Output all the material that follows, exactly as given.

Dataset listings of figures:
------------------------------

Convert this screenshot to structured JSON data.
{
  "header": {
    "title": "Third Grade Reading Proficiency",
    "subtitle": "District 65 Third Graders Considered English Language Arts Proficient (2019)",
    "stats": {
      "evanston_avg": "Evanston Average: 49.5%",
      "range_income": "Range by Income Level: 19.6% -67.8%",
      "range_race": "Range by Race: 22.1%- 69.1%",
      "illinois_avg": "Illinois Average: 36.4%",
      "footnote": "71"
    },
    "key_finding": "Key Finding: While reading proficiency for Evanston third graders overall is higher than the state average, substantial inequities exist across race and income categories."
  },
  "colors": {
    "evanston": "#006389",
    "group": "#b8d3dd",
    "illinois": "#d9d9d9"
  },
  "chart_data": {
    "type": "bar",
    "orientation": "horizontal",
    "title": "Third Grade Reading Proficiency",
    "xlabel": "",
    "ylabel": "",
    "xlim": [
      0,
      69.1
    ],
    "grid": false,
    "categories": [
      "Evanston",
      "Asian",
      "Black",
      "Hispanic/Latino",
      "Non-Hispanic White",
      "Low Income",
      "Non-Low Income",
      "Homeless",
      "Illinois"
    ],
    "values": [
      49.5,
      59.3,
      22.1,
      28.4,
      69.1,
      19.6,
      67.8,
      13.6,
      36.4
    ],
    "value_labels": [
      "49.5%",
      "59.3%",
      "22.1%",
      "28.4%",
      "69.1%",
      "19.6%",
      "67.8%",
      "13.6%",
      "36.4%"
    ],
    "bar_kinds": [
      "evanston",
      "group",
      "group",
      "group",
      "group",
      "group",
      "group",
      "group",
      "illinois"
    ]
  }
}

------------------------------

• [Output for this task]:
Convert this screenshot to structured JSON data.
{
  "header": {
    "title": "Third Grade Reading Proficiency",
    "subtitle": "District 65 Third Graders Considered English Language Arts Proficient (2019)",
    "stats": {
      "evanston_avg": "Evanston Average: 49.5%",
      "range_income": "Range by Income Level: 19.6% -67.8%",
      "range_race": "Range by Race: 22.1%- 69.1%",
      "illinois_avg": "Illinois Average: 36.4%",
      "footnote": "71"
    },
    "key_finding": "Key Finding: While reading proficiency for Evanston third graders overall is higher than the state average, substantial inequities exist across race and income categories."
  },
  "colors": {
    "evanston": "#006389",
    "group": "#b8d3dd",
    "illinois": "#d9d9d9"
  },
  "chart_data": {
    "type": "bar",
    "orientation": "horizontal",
    "title": "Third Grade Reading Proficiency",
    "xlabel": "",
    "ylabel": "",
    "xlim": [
      0,
      69.1
    ],
    "grid": false,
    "categories": [
      "Evanston",
      "Asian",
      "Black",
      "Hispanic/Latino",
      "Non-Hispanic White",
      "Low Income",
      "Non-Low Income",
      "Homeless",
      "Illinois"
    ],
    "values": [
      49.5,
      59.3,
      22.1,
      28.4,
      69.1,
      19.6,
      67.8,
      13.6,
      36.4
    ],
    "value_labels": [
      "49.5%",
      "59.3%",
      "22.1%",
      "28.4%",
      "69.1%",
      "19.6%",
      "67.8%",
      "13.6%",
      "36.4%"
    ],
    "bar_kinds": [
      "evanston",
      "group",
      "group",
      "group",
      "group",
      "group",
      "group",
      "group",
      "illinois"
    ]
  }
}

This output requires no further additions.